***** LISTED RECORDS

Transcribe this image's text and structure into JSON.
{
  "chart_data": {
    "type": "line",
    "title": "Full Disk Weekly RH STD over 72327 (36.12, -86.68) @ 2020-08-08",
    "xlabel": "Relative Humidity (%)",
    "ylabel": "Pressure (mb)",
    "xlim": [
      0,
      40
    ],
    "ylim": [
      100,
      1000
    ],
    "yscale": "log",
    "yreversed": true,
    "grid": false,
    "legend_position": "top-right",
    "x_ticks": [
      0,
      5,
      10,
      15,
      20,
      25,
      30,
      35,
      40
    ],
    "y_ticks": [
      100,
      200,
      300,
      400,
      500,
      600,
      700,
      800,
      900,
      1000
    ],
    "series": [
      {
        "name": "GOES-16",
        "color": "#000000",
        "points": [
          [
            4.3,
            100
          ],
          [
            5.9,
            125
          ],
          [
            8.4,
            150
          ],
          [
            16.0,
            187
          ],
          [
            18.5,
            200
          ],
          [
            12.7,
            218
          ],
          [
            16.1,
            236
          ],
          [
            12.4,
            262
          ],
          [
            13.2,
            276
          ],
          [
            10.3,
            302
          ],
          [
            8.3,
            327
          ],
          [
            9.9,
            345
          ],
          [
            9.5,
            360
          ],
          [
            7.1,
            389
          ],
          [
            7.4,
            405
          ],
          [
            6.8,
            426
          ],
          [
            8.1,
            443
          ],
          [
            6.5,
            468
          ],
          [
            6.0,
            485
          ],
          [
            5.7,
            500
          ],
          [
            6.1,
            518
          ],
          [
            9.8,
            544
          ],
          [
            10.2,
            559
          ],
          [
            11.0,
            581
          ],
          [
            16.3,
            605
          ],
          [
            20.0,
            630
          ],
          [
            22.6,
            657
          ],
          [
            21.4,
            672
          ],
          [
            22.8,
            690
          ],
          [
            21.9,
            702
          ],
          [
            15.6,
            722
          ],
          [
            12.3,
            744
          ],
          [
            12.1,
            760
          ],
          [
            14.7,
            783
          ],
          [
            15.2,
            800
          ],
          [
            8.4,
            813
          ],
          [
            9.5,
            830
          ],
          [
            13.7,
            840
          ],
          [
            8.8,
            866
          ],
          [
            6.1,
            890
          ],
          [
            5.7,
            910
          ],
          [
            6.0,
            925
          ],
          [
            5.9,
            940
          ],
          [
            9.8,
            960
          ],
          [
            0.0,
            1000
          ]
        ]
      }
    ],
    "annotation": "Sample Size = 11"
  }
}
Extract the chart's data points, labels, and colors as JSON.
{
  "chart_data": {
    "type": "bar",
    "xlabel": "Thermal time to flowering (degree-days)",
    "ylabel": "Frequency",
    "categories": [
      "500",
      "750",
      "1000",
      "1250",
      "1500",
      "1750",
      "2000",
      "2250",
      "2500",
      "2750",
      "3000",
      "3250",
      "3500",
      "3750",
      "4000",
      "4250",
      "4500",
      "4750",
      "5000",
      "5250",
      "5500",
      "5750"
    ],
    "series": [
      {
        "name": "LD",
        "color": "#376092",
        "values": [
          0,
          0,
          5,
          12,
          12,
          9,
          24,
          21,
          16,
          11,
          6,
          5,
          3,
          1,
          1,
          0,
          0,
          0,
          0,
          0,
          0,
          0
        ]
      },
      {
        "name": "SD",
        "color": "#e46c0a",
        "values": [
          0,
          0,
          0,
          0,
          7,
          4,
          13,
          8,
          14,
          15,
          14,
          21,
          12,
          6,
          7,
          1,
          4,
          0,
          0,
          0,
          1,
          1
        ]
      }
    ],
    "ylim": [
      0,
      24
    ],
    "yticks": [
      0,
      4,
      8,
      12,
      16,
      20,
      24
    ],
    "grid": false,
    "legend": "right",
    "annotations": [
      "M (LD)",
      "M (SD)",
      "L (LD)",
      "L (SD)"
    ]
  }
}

**********

◆ **GIVEN PROBLEM**
Select, from the listing, all lines that include the word "right".

◆ **TASK OUTPUT**
    "legend_position": "top-right",
    "legend": "right",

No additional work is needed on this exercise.